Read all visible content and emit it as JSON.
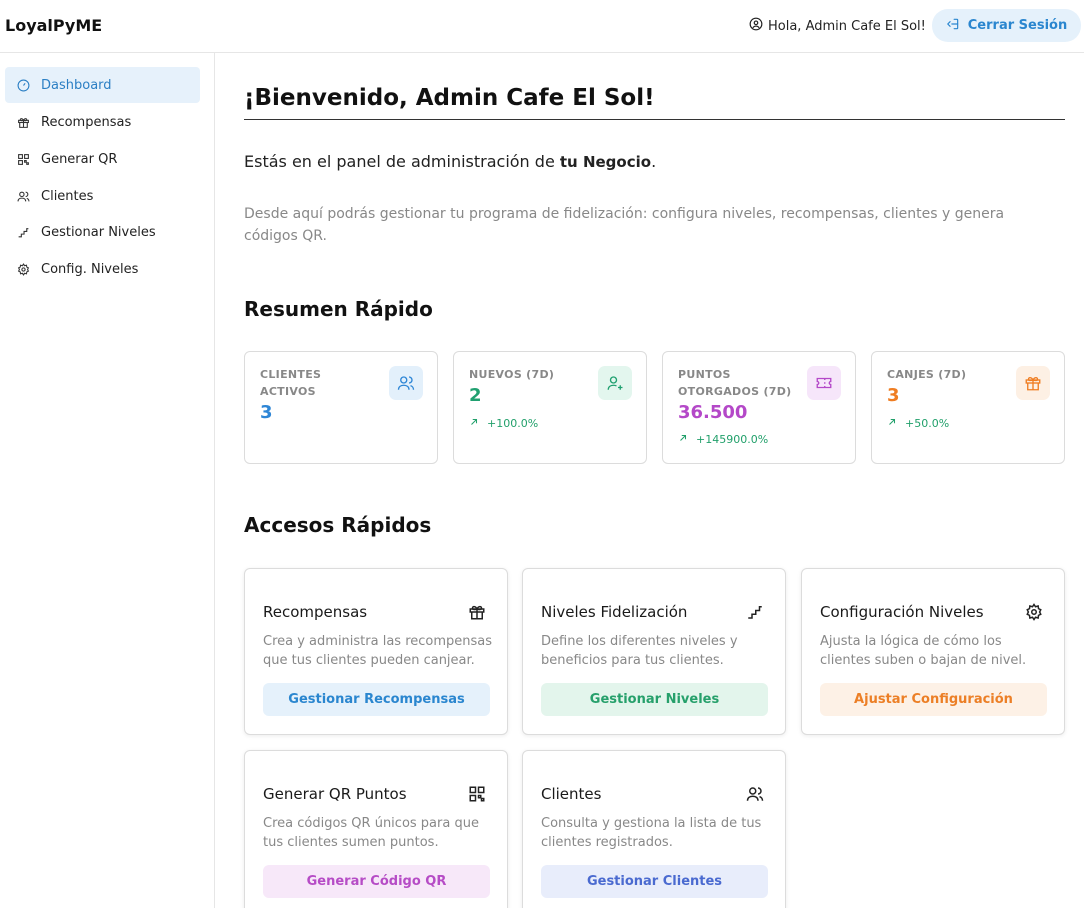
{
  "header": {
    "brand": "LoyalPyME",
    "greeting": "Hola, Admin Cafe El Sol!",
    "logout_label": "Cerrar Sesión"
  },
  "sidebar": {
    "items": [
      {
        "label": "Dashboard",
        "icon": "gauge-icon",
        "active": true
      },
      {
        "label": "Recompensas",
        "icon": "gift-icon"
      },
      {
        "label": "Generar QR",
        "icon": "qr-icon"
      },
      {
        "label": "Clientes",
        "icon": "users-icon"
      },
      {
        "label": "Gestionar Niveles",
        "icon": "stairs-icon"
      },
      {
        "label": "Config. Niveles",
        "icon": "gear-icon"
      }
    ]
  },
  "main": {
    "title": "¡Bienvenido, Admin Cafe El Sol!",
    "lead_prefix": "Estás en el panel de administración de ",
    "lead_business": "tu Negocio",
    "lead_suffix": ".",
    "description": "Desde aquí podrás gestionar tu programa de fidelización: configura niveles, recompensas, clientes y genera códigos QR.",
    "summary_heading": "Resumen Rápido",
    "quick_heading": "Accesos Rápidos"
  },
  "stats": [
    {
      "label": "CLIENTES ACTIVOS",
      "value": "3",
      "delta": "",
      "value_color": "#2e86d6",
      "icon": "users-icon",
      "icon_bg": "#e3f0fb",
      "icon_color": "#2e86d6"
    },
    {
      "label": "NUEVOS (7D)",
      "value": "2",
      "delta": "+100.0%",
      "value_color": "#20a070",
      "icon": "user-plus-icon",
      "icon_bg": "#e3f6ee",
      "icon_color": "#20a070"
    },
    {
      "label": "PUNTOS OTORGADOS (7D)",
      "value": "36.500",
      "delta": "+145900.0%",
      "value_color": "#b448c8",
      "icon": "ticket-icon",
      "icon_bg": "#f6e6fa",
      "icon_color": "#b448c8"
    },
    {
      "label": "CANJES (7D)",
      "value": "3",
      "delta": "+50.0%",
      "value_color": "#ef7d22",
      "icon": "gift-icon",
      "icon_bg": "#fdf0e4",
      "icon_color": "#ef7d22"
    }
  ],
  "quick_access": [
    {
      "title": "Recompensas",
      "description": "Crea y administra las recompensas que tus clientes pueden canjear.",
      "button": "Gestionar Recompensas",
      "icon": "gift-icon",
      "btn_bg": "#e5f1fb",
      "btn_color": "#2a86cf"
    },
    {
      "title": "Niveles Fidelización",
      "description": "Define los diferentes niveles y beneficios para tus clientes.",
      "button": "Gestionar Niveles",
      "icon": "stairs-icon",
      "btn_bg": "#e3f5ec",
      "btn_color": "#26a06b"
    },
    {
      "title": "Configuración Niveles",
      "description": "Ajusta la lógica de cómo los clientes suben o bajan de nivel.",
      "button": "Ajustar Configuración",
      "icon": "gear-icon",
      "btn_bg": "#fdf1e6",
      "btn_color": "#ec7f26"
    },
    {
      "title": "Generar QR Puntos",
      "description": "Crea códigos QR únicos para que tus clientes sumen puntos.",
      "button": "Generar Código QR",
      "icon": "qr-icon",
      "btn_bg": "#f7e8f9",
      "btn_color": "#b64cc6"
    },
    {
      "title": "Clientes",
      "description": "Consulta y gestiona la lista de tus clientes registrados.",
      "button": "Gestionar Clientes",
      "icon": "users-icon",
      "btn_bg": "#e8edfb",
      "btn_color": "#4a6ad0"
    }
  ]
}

********************

- Exercise:
Return the listing above unchanged, apart from dropping its pictures.

- Final result:
Read all visible content and emit it as JSON.
{
  "header": {
    "brand": "LoyalPyME",
    "greeting": "Hola, Admin Cafe El Sol!",
    "logout_label": "Cerrar Sesión"
  },
  "sidebar": {
    "items": [
      {
        "label": "Dashboard",
        "icon": "gauge-icon",
        "active": true
      },
      {
        "label": "Recompensas",
        "icon": "gift-icon"
      },
      {
        "label": "Generar QR",
        "icon": "qr-icon"
      },
      {
        "label": "Clientes",
        "icon": "users-icon"
      },
      {
        "label": "Gestionar Niveles",
        "icon": "stairs-icon"
      },
      {
        "label": "Config. Niveles",
        "icon": "gear-icon"
      }
    ]
  },
  "main": {
    "title": "¡Bienvenido, Admin Cafe El Sol!",
    "lead_prefix": "Estás en el panel de administración de ",
    "lead_business": "tu Negocio",
    "lead_suffix": ".",
    "description": "Desde aquí podrás gestionar tu programa de fidelización: configura niveles, recompensas, clientes y genera códigos QR.",
    "summary_heading": "Resumen Rápido",
    "quick_heading": "Accesos Rápidos"
  },
  "stats": [
    {
      "label": "CLIENTES ACTIVOS",
      "value": "3",
      "delta": "",
      "value_color": "#2e86d6",
      "icon": "users-icon",
      "icon_bg": "#e3f0fb",
      "icon_color": "#2e86d6"
    },
    {
      "label": "NUEVOS (7D)",
      "value": "2",
      "delta": "+100.0%",
      "value_color": "#20a070",
      "icon": "user-plus-icon",
      "icon_bg": "#e3f6ee",
      "icon_color": "#20a070"
    },
    {
      "label": "PUNTOS OTORGADOS (7D)",
      "value": "36.500",
      "delta": "+145900.0%",
      "value_color": "#b448c8",
      "icon": "ticket-icon",
      "icon_bg": "#f6e6fa",
      "icon_color": "#b448c8"
    },
    {
      "label": "CANJES (7D)",
      "value": "3",
      "delta": "+50.0%",
      "value_color": "#ef7d22",
      "icon": "gift-icon",
      "icon_bg": "#fdf0e4",
      "icon_color": "#ef7d22"
    }
  ],
  "quick_access": [
    {
      "title": "Recompensas",
      "description": "Crea y administra las recompensas que tus clientes pueden canjear.",
      "button": "Gestionar Recompensas",
      "icon": "gift-icon",
      "btn_bg": "#e5f1fb",
      "btn_color": "#2a86cf"
    },
    {
      "title": "Niveles Fidelización",
      "description": "Define los diferentes niveles y beneficios para tus clientes.",
      "button": "Gestionar Niveles",
      "icon": "stairs-icon",
      "btn_bg": "#e3f5ec",
      "btn_color": "#26a06b"
    },
    {
      "title": "Configuración Niveles",
      "description": "Ajusta la lógica de cómo los clientes suben o bajan de nivel.",
      "button": "Ajustar Configuración",
      "icon": "gear-icon",
      "btn_bg": "#fdf1e6",
      "btn_color": "#ec7f26"
    },
    {
      "title": "Generar QR Puntos",
      "description": "Crea códigos QR únicos para que tus clientes sumen puntos.",
      "button": "Generar Código QR",
      "icon": "qr-icon",
      "btn_bg": "#f7e8f9",
      "btn_color": "#b64cc6"
    },
    {
      "title": "Clientes",
      "description": "Consulta y gestiona la lista de tus clientes registrados.",
      "button": "Gestionar Clientes",
      "icon": "users-icon",
      "btn_bg": "#e8edfb",
      "btn_color": "#4a6ad0"
    }
  ]
}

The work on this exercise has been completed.